Extracts from a graphics dataset:
--- BEGIN ---

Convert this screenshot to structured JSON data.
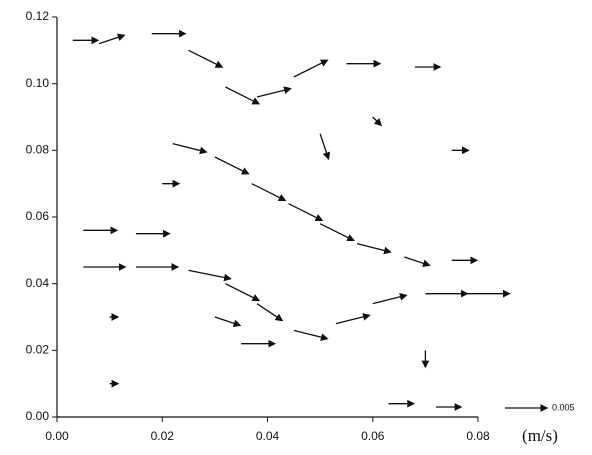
{
  "chart_data": {
    "type": "quiver",
    "x": [
      0.003,
      0.008,
      0.018,
      0.025,
      0.032,
      0.038,
      0.045,
      0.055,
      0.068,
      0.022,
      0.03,
      0.037,
      0.044,
      0.05,
      0.057,
      0.066,
      0.075,
      0.005,
      0.015,
      0.005,
      0.015,
      0.025,
      0.032,
      0.038,
      0.045,
      0.053,
      0.06,
      0.07,
      0.078,
      0.03,
      0.035,
      0.063,
      0.072,
      0.01,
      0.02,
      0.06,
      0.07,
      0.01,
      0.075,
      0.05
    ],
    "y": [
      0.113,
      0.112,
      0.115,
      0.11,
      0.099,
      0.096,
      0.102,
      0.106,
      0.105,
      0.082,
      0.078,
      0.07,
      0.064,
      0.058,
      0.052,
      0.048,
      0.047,
      0.056,
      0.055,
      0.045,
      0.045,
      0.044,
      0.04,
      0.034,
      0.026,
      0.028,
      0.034,
      0.037,
      0.037,
      0.03,
      0.022,
      0.004,
      0.003,
      0.01,
      0.07,
      0.09,
      0.02,
      0.03,
      0.08,
      0.085
    ],
    "u": [
      0.003,
      0.003,
      0.004,
      0.004,
      0.004,
      0.004,
      0.004,
      0.004,
      0.003,
      0.004,
      0.004,
      0.004,
      0.004,
      0.004,
      0.004,
      0.003,
      0.003,
      0.004,
      0.004,
      0.005,
      0.005,
      0.005,
      0.004,
      0.003,
      0.004,
      0.004,
      0.004,
      0.005,
      0.005,
      0.003,
      0.004,
      0.003,
      0.003,
      0.001,
      0.002,
      0.001,
      0.0,
      0.001,
      0.002,
      0.001
    ],
    "v": [
      0.0,
      0.001,
      0.0,
      -0.002,
      -0.002,
      0.001,
      0.002,
      0.0,
      0.0,
      -0.001,
      -0.002,
      -0.002,
      -0.002,
      -0.002,
      -0.001,
      -0.001,
      0.0,
      0.0,
      0.0,
      0.0,
      0.0,
      -0.001,
      -0.002,
      -0.002,
      -0.001,
      0.001,
      0.001,
      0.0,
      0.0,
      -0.001,
      0.0,
      0.0,
      0.0,
      0.0,
      0.0,
      -0.001,
      -0.002,
      0.0,
      0.0,
      -0.003
    ],
    "color": "#111111",
    "xlim": [
      0,
      0.08
    ],
    "ylim": [
      0,
      0.12
    ],
    "xticks": [
      {
        "value": 0,
        "label": "0.00"
      },
      {
        "value": 0.02,
        "label": "0.02"
      },
      {
        "value": 0.04,
        "label": "0.04"
      },
      {
        "value": 0.06,
        "label": "0.06"
      },
      {
        "value": 0.08,
        "label": "0.08"
      }
    ],
    "yticks": [
      {
        "value": 0,
        "label": "0.00"
      },
      {
        "value": 0.02,
        "label": "0.02"
      },
      {
        "value": 0.04,
        "label": "0.04"
      },
      {
        "value": 0.06,
        "label": "0.06"
      },
      {
        "value": 0.08,
        "label": "0.08"
      },
      {
        "value": 0.1,
        "label": "0.10"
      },
      {
        "value": 0.12,
        "label": "0.12"
      }
    ],
    "reference_value": 0.005,
    "unit": "(m/s)"
  }
}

--- END ---

YOUR GOAL: Repeat the material above verbatim, with no pictures in the output.

CORRECT RESULT:
Convert this screenshot to structured JSON data.
{
  "chart_data": {
    "type": "quiver",
    "x": [
      0.003,
      0.008,
      0.018,
      0.025,
      0.032,
      0.038,
      0.045,
      0.055,
      0.068,
      0.022,
      0.03,
      0.037,
      0.044,
      0.05,
      0.057,
      0.066,
      0.075,
      0.005,
      0.015,
      0.005,
      0.015,
      0.025,
      0.032,
      0.038,
      0.045,
      0.053,
      0.06,
      0.07,
      0.078,
      0.03,
      0.035,
      0.063,
      0.072,
      0.01,
      0.02,
      0.06,
      0.07,
      0.01,
      0.075,
      0.05
    ],
    "y": [
      0.113,
      0.112,
      0.115,
      0.11,
      0.099,
      0.096,
      0.102,
      0.106,
      0.105,
      0.082,
      0.078,
      0.07,
      0.064,
      0.058,
      0.052,
      0.048,
      0.047,
      0.056,
      0.055,
      0.045,
      0.045,
      0.044,
      0.04,
      0.034,
      0.026,
      0.028,
      0.034,
      0.037,
      0.037,
      0.03,
      0.022,
      0.004,
      0.003,
      0.01,
      0.07,
      0.09,
      0.02,
      0.03,
      0.08,
      0.085
    ],
    "u": [
      0.003,
      0.003,
      0.004,
      0.004,
      0.004,
      0.004,
      0.004,
      0.004,
      0.003,
      0.004,
      0.004,
      0.004,
      0.004,
      0.004,
      0.004,
      0.003,
      0.003,
      0.004,
      0.004,
      0.005,
      0.005,
      0.005,
      0.004,
      0.003,
      0.004,
      0.004,
      0.004,
      0.005,
      0.005,
      0.003,
      0.004,
      0.003,
      0.003,
      0.001,
      0.002,
      0.001,
      0.0,
      0.001,
      0.002,
      0.001
    ],
    "v": [
      0.0,
      0.001,
      0.0,
      -0.002,
      -0.002,
      0.001,
      0.002,
      0.0,
      0.0,
      -0.001,
      -0.002,
      -0.002,
      -0.002,
      -0.002,
      -0.001,
      -0.001,
      0.0,
      0.0,
      0.0,
      0.0,
      0.0,
      -0.001,
      -0.002,
      -0.002,
      -0.001,
      0.001,
      0.001,
      0.0,
      0.0,
      -0.001,
      0.0,
      0.0,
      0.0,
      0.0,
      0.0,
      -0.001,
      -0.002,
      0.0,
      0.0,
      -0.003
    ],
    "color": "#111111",
    "xlim": [
      0,
      0.08
    ],
    "ylim": [
      0,
      0.12
    ],
    "xticks": [
      {
        "value": 0,
        "label": "0.00"
      },
      {
        "value": 0.02,
        "label": "0.02"
      },
      {
        "value": 0.04,
        "label": "0.04"
      },
      {
        "value": 0.06,
        "label": "0.06"
      },
      {
        "value": 0.08,
        "label": "0.08"
      }
    ],
    "yticks": [
      {
        "value": 0,
        "label": "0.00"
      },
      {
        "value": 0.02,
        "label": "0.02"
      },
      {
        "value": 0.04,
        "label": "0.04"
      },
      {
        "value": 0.06,
        "label": "0.06"
      },
      {
        "value": 0.08,
        "label": "0.08"
      },
      {
        "value": 0.1,
        "label": "0.10"
      },
      {
        "value": 0.12,
        "label": "0.12"
      }
    ],
    "reference_value": 0.005,
    "unit": "(m/s)"
  }
}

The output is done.